• [Your task]
Give the material once more, word for word, without any images.

• [The data]
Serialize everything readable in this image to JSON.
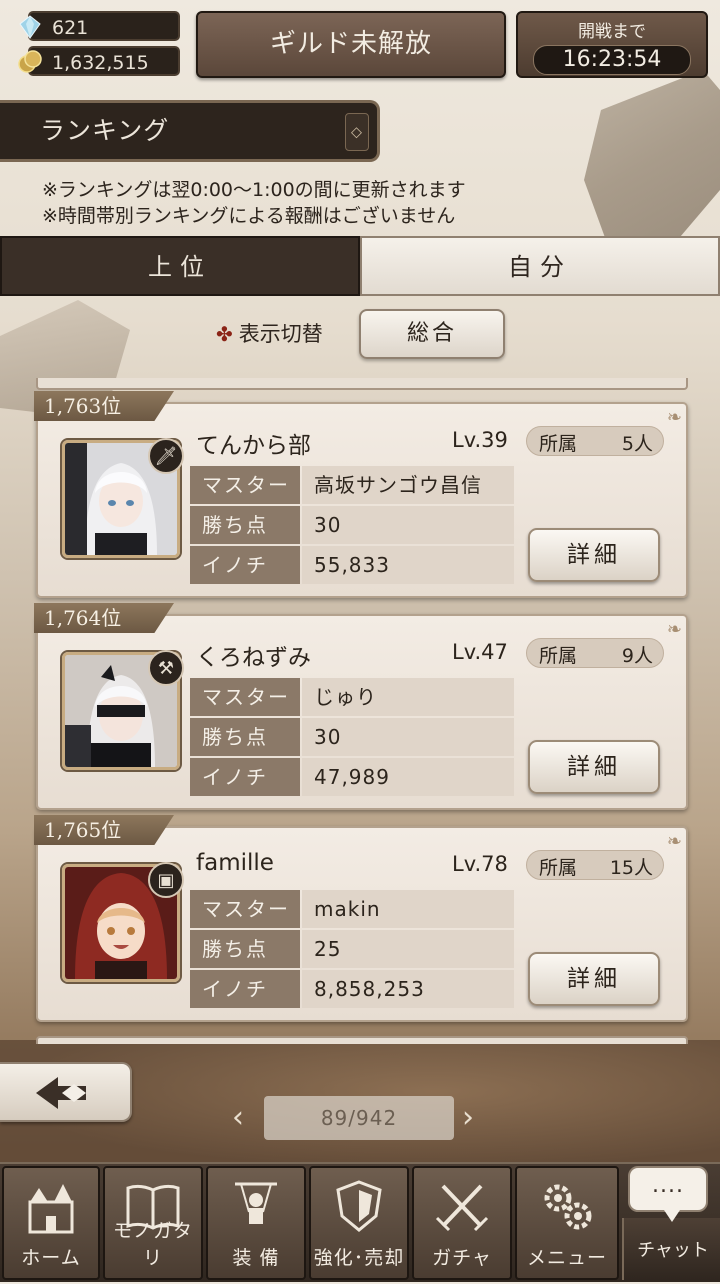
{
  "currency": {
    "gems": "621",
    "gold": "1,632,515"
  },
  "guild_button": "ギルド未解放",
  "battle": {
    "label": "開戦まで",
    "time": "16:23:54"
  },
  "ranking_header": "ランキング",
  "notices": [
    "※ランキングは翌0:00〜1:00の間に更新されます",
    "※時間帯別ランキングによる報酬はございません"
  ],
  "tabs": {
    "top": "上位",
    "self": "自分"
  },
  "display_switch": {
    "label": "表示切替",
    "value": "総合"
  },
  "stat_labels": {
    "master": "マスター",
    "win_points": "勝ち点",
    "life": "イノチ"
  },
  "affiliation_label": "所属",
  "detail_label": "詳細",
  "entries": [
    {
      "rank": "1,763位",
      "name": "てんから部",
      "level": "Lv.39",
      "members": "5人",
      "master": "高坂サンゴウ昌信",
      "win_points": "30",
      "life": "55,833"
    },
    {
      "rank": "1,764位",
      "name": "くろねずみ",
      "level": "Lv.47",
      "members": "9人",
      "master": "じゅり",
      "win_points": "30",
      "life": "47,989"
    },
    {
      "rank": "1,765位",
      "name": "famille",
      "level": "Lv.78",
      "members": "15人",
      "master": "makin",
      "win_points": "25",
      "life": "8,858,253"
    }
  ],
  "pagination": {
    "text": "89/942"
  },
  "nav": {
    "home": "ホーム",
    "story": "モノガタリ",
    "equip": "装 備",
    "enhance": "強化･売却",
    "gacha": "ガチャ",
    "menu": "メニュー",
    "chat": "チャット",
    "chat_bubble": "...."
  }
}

• [Answer to this problem]
Serialize everything readable in this image to JSON.
{
  "currency": {
    "gems": "621",
    "gold": "1,632,515"
  },
  "guild_button": "ギルド未解放",
  "battle": {
    "label": "開戦まで",
    "time": "16:23:54"
  },
  "ranking_header": "ランキング",
  "notices": [
    "※ランキングは翌0:00〜1:00の間に更新されます",
    "※時間帯別ランキングによる報酬はございません"
  ],
  "tabs": {
    "top": "上位",
    "self": "自分"
  },
  "display_switch": {
    "label": "表示切替",
    "value": "総合"
  },
  "stat_labels": {
    "master": "マスター",
    "win_points": "勝ち点",
    "life": "イノチ"
  },
  "affiliation_label": "所属",
  "detail_label": "詳細",
  "entries": [
    {
      "rank": "1,763位",
      "name": "てんから部",
      "level": "Lv.39",
      "members": "5人",
      "master": "高坂サンゴウ昌信",
      "win_points": "30",
      "life": "55,833"
    },
    {
      "rank": "1,764位",
      "name": "くろねずみ",
      "level": "Lv.47",
      "members": "9人",
      "master": "じゅり",
      "win_points": "30",
      "life": "47,989"
    },
    {
      "rank": "1,765位",
      "name": "famille",
      "level": "Lv.78",
      "members": "15人",
      "master": "makin",
      "win_points": "25",
      "life": "8,858,253"
    }
  ],
  "pagination": {
    "text": "89/942"
  },
  "nav": {
    "home": "ホーム",
    "story": "モノガタリ",
    "equip": "装 備",
    "enhance": "強化･売却",
    "gacha": "ガチャ",
    "menu": "メニュー",
    "chat": "チャット",
    "chat_bubble": "...."
  }
}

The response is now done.